PROBLEM: Your task is to reproduce the material exactly.
#### ENTRIES SHOWN
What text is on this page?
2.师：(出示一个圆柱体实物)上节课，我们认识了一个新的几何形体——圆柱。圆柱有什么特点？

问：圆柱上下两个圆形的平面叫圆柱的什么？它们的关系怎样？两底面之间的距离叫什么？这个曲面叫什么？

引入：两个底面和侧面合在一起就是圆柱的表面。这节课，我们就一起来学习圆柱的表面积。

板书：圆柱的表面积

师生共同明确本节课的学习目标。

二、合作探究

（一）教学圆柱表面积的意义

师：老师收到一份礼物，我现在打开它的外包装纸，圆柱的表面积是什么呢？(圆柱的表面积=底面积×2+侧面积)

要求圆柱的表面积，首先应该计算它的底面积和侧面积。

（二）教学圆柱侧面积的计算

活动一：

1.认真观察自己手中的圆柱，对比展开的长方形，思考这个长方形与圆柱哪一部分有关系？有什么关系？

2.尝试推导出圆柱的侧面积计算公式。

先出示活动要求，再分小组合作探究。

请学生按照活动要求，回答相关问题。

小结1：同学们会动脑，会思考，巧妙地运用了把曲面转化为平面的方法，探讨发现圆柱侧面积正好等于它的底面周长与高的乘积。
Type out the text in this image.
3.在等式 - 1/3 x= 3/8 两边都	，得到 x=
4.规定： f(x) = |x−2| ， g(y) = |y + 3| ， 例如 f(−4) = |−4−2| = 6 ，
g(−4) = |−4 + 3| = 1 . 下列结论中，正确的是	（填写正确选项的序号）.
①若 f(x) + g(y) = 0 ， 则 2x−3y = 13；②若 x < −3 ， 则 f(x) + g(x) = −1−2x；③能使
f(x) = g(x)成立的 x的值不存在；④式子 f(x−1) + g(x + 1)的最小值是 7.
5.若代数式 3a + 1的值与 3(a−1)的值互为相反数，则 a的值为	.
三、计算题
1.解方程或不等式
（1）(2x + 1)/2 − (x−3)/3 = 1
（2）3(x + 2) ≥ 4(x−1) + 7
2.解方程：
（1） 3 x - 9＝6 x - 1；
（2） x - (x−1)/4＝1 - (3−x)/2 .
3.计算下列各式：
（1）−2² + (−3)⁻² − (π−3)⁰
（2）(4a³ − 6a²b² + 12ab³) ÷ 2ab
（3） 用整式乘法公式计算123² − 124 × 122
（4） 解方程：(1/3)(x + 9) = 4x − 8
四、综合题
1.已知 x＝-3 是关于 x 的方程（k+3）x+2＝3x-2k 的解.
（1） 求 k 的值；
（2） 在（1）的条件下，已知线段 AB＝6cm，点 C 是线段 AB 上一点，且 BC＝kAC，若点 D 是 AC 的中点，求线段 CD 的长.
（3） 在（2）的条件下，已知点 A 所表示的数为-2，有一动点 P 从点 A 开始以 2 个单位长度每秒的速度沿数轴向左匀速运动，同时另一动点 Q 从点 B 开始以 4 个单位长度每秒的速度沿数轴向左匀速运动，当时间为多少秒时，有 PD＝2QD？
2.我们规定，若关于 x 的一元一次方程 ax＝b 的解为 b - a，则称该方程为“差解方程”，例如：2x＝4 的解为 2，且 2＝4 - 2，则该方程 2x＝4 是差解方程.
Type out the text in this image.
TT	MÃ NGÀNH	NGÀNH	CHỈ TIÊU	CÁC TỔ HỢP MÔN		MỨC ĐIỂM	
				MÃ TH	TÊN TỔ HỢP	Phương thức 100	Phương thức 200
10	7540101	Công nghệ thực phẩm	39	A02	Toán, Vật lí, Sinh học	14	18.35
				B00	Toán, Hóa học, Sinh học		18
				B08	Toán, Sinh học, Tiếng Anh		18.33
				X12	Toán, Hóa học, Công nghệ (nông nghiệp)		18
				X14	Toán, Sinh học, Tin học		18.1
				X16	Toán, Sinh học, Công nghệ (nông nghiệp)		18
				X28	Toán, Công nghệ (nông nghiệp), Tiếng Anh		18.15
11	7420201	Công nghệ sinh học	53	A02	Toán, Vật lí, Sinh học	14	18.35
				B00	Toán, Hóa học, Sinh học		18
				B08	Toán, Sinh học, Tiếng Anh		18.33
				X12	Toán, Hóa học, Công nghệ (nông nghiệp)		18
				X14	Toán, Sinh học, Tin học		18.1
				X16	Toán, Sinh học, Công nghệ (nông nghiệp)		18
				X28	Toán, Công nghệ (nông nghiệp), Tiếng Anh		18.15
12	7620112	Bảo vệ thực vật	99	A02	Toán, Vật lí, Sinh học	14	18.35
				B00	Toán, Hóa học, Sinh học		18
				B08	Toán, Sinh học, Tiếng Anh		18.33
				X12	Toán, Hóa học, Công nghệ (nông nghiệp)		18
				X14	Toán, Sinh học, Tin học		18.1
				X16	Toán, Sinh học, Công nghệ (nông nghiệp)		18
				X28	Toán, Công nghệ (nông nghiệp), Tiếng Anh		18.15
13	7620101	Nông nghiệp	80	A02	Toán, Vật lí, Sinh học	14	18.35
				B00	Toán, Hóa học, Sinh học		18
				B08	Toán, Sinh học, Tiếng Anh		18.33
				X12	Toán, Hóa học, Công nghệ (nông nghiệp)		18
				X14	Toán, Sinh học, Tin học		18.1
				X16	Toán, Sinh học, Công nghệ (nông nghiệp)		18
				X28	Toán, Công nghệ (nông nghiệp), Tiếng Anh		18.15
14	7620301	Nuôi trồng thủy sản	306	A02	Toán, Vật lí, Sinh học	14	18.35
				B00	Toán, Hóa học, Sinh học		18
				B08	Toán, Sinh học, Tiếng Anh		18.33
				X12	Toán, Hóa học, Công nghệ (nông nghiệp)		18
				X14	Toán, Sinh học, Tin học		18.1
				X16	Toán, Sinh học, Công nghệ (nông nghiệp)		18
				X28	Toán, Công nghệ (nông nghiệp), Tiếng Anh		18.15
########
OUTPUT FOR THIS TASK:
What text is on this page?
2.师：(出示一个圆柱体实物)上节课，我们认识了一个新的几何形体——圆柱。圆柱有什么特点？

问：圆柱上下两个圆形的平面叫圆柱的什么？它们的关系怎样？两底面之间的距离叫什么？这个曲面叫什么？

引入：两个底面和侧面合在一起就是圆柱的表面。这节课，我们就一起来学习圆柱的表面积。

板书：圆柱的表面积

师生共同明确本节课的学习目标。

二、合作探究

（一）教学圆柱表面积的意义

师：老师收到一份礼物，我现在打开它的外包装纸，圆柱的表面积是什么呢？(圆柱的表面积=底面积×2+侧面积)

要求圆柱的表面积，首先应该计算它的底面积和侧面积。

（二）教学圆柱侧面积的计算

活动一：

1.认真观察自己手中的圆柱，对比展开的长方形，思考这个长方形与圆柱哪一部分有关系？有什么关系？

2.尝试推导出圆柱的侧面积计算公式。

先出示活动要求，再分小组合作探究。

请学生按照活动要求，回答相关问题。

小结1：同学们会动脑，会思考，巧妙地运用了把曲面转化为平面的方法，探讨发现圆柱侧面积正好等于它的底面周长与高的乘积。
Type out the text in this image.
3.在等式 - 1/3 x= 3/8 两边都	，得到 x=
4.规定： f(x) = |x−2| ， g(y) = |y + 3| ， 例如 f(−4) = |−4−2| = 6 ，
g(−4) = |−4 + 3| = 1 . 下列结论中，正确的是	（填写正确选项的序号）.
①若 f(x) + g(y) = 0 ， 则 2x−3y = 13；②若 x < −3 ， 则 f(x) + g(x) = −1−2x；③能使
f(x) = g(x)成立的 x的值不存在；④式子 f(x−1) + g(x + 1)的最小值是 7.
5.若代数式 3a + 1的值与 3(a−1)的值互为相反数，则 a的值为	.
三、计算题
1.解方程或不等式
（1）(2x + 1)/2 − (x−3)/3 = 1
（2）3(x + 2) ≥ 4(x−1) + 7
2.解方程：
（1） 3 x - 9＝6 x - 1；
（2） x - (x−1)/4＝1 - (3−x)/2 .
3.计算下列各式：
（1）−2² + (−3)⁻² − (π−3)⁰
（2）(4a³ − 6a²b² + 12ab³) ÷ 2ab
（3） 用整式乘法公式计算123² − 124 × 122
（4） 解方程：(1/3)(x + 9) = 4x − 8
四、综合题
1.已知 x＝-3 是关于 x 的方程（k+3）x+2＝3x-2k 的解.
（1） 求 k 的值；
（2） 在（1）的条件下，已知线段 AB＝6cm，点 C 是线段 AB 上一点，且 BC＝kAC，若点 D 是 AC 的中点，求线段 CD 的长.
（3） 在（2）的条件下，已知点 A 所表示的数为-2，有一动点 P 从点 A 开始以 2 个单位长度每秒的速度沿数轴向左匀速运动，同时另一动点 Q 从点 B 开始以 4 个单位长度每秒的速度沿数轴向左匀速运动，当时间为多少秒时，有 PD＝2QD？
2.我们规定，若关于 x 的一元一次方程 ax＝b 的解为 b - a，则称该方程为“差解方程”，例如：2x＝4 的解为 2，且 2＝4 - 2，则该方程 2x＝4 是差解方程.
Type out the text in this image.
TT	MÃ NGÀNH	NGÀNH	CHỈ TIÊU	CÁC TỔ HỢP MÔN		MỨC ĐIỂM	
				MÃ TH	TÊN TỔ HỢP	Phương thức 100	Phương thức 200
10	7540101	Công nghệ thực phẩm	39	A02	Toán, Vật lí, Sinh học	14	18.35
				B00	Toán, Hóa học, Sinh học		18
				B08	Toán, Sinh học, Tiếng Anh		18.33
				X12	Toán, Hóa học, Công nghệ (nông nghiệp)		18
				X14	Toán, Sinh học, Tin học		18.1
				X16	Toán, Sinh học, Công nghệ (nông nghiệp)		18
				X28	Toán, Công nghệ (nông nghiệp), Tiếng Anh		18.15
11	7420201	Công nghệ sinh học	53	A02	Toán, Vật lí, Sinh học	14	18.35
				B00	Toán, Hóa học, Sinh học		18
				B08	Toán, Sinh học, Tiếng Anh		18.33
				X12	Toán, Hóa học, Công nghệ (nông nghiệp)		18
				X14	Toán, Sinh học, Tin học		18.1
				X16	Toán, Sinh học, Công nghệ (nông nghiệp)		18
				X28	Toán, Công nghệ (nông nghiệp), Tiếng Anh		18.15
12	7620112	Bảo vệ thực vật	99	A02	Toán, Vật lí, Sinh học	14	18.35
				B00	Toán, Hóa học, Sinh học		18
				B08	Toán, Sinh học, Tiếng Anh		18.33
				X12	Toán, Hóa học, Công nghệ (nông nghiệp)		18
				X14	Toán, Sinh học, Tin học		18.1
				X16	Toán, Sinh học, Công nghệ (nông nghiệp)		18
				X28	Toán, Công nghệ (nông nghiệp), Tiếng Anh		18.15
13	7620101	Nông nghiệp	80	A02	Toán, Vật lí, Sinh học	14	18.35
				B00	Toán, Hóa học, Sinh học		18
				B08	Toán, Sinh học, Tiếng Anh		18.33
				X12	Toán, Hóa học, Công nghệ (nông nghiệp)		18
				X14	Toán, Sinh học, Tin học		18.1
				X16	Toán, Sinh học, Công nghệ (nông nghiệp)		18
				X28	Toán, Công nghệ (nông nghiệp), Tiếng Anh		18.15
14	7620301	Nuôi trồng thủy sản	306	A02	Toán, Vật lí, Sinh học	14	18.35
				B00	Toán, Hóa học, Sinh học		18
				B08	Toán, Sinh học, Tiếng Anh		18.33
				X12	Toán, Hóa học, Công nghệ (nông nghiệp)		18
				X14	Toán, Sinh học, Tin học		18.1
				X16	Toán, Sinh học, Công nghệ (nông nghiệp)		18
				X28	Toán, Công nghệ (nông nghiệp), Tiếng Anh		18.15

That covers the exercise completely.